The earliest directory at the Toronto Reference Library is the 1921-22 Wrigley's Saskatchewan Directory. Apparently a fellow named McKenzie operated a jewelry store out of the same premises. The Assiniboia Jewelry & Music Co.is listed at 16 Main N. (Figure 3). The proprietor is Alpherie Bloss and the manager Wm. J. Hanney. An advertisement on page 322 of this Directory (Figure 4), identifies Assiniboia as "The Music House of Service", dealer in "Columbia Grafanolas [sic] and Records" and "Edison Phonographs and Records".

Piano and furniture companies were logical retailers of talking machines. Hardware and sporting goods stores sometimes carried a line of phonographs to tide them over the lean winter months. As reported in the August 1916 issue of the trade journal, Edison Phonograph Monthly, the phonograph was considered the perfect jeweler’s sideline because the Diamond Amberola was "a line that attracted to the store the class of people that should buy high-priced watches and diamonds, and the instruments were an ornament to the most elegant store".

Nevertheless, by mid decade the company had decided that the sale of pianos and talking machines was more lucrative than the sale of jewelry. In the 1926 Moose Jaw City Directory, it was listed as simply The Assiniboia Music Company. Wm. J. Hanney was now the proprietor, and the company was described as "Agents for Edison Phonographs, Pianos, Musical Instruments, Music Books, Sheet Music, Phonograph Repairs and Accessories, Six Demonstration Rooms, Columbia Grafanolas [sic]". Still at 16 Main Street, the store’s telephone number had changed from 4344 (in the 1921 ad) to 4501. The company was to retain this number for more than 60 years.

Assiniboia was not the only music store in Moose Jaw at this period. The Forster Music Co., Percy Forster, manager, at 225 Main Street North, advertised its dealership in "Gourlay, Williams, Gerhard Heintzman, Nordheimer, Emerson, Schubert, Doherty Pianos and Player-Pianos, Gulbransen Player-Pianos, Orthophonic Victrolas, Victor Records, Sheet Music, Violins, Tenor Banjos, and Everything In Music". Seems both companies stocked "everything in music"!

Figure 6 - late 1940s

In the 1929 Moose Jaw City Directory, this company had changed its name to the Child and Gower Piano Company and the Assiniboia Music Company had added Brunswick Phonographs and Brunswick Records to its product line. Two and one half blocks north on the east side of Main, next to the Moose Jaw branch of the Canada-wide Allen Theatre chain, was Scott’s Music Store, another dealer in pianos and Victrolas (Figure 5).

In 1949 Hanney took over the portion of the Kern- McLeod building then occupied by the Sun Drug Company. An article in the Moose Jaw Times-Herald for May 27, 1949 described the store’s new piano salon where six pianos were displayed at one time. The store also had three record listening rooms and a rest room situated between a commodious office and a repair shop, as well as "famous lines of electrical appliances which were on display at all times".

(Dataset entries)
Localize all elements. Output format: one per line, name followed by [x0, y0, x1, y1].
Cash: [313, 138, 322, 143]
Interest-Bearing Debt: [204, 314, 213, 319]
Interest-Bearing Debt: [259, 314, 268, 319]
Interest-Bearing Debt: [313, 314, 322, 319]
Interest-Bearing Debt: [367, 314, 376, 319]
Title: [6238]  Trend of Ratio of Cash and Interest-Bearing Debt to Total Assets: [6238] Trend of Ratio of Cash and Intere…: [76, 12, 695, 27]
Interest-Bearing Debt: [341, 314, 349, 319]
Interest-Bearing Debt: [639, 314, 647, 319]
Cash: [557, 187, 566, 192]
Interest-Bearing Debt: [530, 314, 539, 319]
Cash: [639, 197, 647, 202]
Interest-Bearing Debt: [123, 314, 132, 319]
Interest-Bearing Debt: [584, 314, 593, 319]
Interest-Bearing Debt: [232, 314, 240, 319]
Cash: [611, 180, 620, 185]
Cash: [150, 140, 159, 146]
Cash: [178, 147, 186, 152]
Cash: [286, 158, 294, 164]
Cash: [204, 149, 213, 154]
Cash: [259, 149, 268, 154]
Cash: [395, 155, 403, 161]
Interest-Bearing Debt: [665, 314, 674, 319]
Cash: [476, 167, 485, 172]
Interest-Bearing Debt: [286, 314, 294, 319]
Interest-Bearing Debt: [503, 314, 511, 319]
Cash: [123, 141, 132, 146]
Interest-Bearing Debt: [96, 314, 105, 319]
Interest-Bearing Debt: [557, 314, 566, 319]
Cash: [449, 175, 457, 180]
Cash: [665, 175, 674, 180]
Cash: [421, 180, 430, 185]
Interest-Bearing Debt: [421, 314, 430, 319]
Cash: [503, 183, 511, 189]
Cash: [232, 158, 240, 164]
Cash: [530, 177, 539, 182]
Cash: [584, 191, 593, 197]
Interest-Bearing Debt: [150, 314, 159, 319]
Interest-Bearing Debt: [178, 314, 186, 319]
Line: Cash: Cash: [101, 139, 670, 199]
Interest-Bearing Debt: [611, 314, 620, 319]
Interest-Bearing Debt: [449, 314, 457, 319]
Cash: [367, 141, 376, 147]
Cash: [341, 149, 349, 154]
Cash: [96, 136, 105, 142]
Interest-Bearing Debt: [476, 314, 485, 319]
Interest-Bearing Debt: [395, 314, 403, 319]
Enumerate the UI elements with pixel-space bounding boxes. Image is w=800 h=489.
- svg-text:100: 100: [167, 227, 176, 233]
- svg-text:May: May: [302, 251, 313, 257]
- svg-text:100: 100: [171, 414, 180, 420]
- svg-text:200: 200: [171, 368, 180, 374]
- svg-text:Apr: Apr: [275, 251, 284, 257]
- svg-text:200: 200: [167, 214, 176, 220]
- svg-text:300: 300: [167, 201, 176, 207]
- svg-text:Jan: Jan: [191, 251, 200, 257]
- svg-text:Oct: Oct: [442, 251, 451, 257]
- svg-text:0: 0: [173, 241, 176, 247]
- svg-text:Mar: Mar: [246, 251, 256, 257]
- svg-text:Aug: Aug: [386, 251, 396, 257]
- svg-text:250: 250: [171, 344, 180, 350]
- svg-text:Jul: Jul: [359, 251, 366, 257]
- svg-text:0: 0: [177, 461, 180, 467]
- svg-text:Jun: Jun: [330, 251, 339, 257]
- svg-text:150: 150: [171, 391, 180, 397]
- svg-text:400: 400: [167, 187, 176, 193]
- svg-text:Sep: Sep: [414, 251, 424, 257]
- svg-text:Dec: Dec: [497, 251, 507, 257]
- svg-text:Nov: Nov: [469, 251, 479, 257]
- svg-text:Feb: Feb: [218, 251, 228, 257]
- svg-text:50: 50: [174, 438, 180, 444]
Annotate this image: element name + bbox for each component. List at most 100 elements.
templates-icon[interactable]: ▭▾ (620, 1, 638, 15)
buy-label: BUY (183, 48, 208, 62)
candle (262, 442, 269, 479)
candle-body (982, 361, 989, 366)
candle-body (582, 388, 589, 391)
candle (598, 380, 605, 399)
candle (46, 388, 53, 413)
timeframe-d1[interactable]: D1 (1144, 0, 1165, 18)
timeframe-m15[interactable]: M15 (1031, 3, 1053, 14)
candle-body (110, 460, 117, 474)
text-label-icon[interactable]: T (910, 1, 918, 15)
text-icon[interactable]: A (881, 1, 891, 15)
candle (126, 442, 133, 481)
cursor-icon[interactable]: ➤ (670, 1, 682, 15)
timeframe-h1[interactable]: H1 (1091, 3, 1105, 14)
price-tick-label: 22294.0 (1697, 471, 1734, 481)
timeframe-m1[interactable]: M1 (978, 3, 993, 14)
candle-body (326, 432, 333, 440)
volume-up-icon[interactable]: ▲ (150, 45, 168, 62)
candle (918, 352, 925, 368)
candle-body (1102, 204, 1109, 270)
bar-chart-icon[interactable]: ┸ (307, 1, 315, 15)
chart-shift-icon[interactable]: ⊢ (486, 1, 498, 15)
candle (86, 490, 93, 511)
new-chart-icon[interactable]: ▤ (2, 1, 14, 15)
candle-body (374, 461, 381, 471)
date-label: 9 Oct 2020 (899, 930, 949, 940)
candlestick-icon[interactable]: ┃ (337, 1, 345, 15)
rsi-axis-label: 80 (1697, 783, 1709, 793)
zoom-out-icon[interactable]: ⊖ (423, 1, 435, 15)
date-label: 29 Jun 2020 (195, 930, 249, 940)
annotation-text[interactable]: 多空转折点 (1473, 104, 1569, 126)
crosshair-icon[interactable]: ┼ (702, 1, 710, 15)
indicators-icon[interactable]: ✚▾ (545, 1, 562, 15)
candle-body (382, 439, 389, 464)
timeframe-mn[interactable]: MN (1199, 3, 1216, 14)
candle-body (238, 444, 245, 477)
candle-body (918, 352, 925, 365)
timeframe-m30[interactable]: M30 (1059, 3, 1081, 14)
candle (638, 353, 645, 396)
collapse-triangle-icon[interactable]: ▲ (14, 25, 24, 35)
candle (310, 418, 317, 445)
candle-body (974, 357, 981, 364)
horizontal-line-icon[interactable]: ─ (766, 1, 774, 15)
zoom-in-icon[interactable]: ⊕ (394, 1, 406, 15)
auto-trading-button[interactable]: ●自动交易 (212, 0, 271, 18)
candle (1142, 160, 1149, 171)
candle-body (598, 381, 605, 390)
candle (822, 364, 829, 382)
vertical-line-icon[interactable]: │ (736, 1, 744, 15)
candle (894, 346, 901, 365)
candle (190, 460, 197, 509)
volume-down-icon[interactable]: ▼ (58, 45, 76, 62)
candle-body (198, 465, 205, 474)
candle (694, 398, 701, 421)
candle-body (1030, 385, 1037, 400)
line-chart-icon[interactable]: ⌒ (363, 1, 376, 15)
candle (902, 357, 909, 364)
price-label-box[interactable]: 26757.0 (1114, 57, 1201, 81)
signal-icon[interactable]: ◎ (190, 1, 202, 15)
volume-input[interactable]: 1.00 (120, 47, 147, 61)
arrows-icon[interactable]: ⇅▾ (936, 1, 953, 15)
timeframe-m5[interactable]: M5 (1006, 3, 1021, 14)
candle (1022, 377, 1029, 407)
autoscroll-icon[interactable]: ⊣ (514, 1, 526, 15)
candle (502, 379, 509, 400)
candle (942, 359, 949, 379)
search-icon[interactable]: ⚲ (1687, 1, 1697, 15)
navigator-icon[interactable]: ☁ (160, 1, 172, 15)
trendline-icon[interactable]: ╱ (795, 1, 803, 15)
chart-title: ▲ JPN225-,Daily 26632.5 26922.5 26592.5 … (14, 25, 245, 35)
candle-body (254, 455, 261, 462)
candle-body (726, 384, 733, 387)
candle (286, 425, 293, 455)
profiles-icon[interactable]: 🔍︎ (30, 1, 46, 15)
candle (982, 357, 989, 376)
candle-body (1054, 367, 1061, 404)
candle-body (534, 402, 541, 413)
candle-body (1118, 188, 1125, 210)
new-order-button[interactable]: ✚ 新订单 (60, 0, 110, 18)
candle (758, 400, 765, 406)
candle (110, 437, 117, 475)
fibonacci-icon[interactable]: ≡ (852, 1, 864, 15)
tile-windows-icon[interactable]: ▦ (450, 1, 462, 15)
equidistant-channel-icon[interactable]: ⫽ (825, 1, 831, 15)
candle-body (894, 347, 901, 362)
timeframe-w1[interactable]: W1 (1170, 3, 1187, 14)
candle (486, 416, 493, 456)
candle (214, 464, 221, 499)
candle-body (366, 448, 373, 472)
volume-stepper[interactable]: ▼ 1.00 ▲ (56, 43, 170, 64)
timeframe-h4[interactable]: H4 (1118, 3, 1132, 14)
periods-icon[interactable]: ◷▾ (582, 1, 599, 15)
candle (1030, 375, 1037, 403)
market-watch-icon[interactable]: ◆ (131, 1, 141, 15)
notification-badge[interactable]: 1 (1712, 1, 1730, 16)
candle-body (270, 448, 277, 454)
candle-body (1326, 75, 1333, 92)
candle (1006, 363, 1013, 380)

== REQUIRED WORK ==
A: Answer these questions from the passage on the Moose Jaw music store:
(i) Who was the proprietor of the Assiniboia Jewelry & Music Co. in the 1921-22 directory?
(ii) What was the store's telephone number in the 1926 Moose Jaw City Directory?
(iii) How many pianos were displayed at one time in the piano salon described in 1949?
B: Write the next part of the history of the Moose Jaw music store, starting after its last sentence.

== SOLVED TASKS ==
A:
(i) Alpherie Bloss
(ii) 4501
(iii) Six

B:
By the late 1940s (Figure 6) the side of the Kern- McLeod building still carried the large Edison, Victor and Columbia advertisement, although Edison was out of the phonograph business in 1929 and his products would have been unavailable. The Maple Leaf Hotel on the corner, now identified as the Hotel Churchill, has lost its distinctive mansard-roofed tower. The Robinson MacBean general store further up the street, which had been occupied by Army and Navy Department Stores from 1931 to 1944, had re-opened in 1946 as Metropolitan Stores. The streetcar track has disappeared but the music store ad is almost as pristine as 25 years earlier.

Figure 7 - Maple Leaf Hotel and corner of Kern-McLeod Building in 1999. Inset - before 1920

In 1952 Ethel Yount, a longtime employee, purchased and ran the Assiniboia Music Store until her retirement in 1968. During the 1960s the business itself moved to a new location at 110 Main Street North. Ted Humphrey, an employee since 1951, took over in 1968 and ran the store until his retirement in 1978 when he sold the business to Marguerite Beliveau, an employee since 1958. In 1984 the store moved to its final location at 81 High Street West.

The only other Moose Jaw City Directories at the Toronto Reference Library are from 1978 and 1979. Assiniboia Music Co. could still be reached at telephone number 4501 (now 692-4501). Its feature phonograph was now the "Yamaha Superscope Stereo"!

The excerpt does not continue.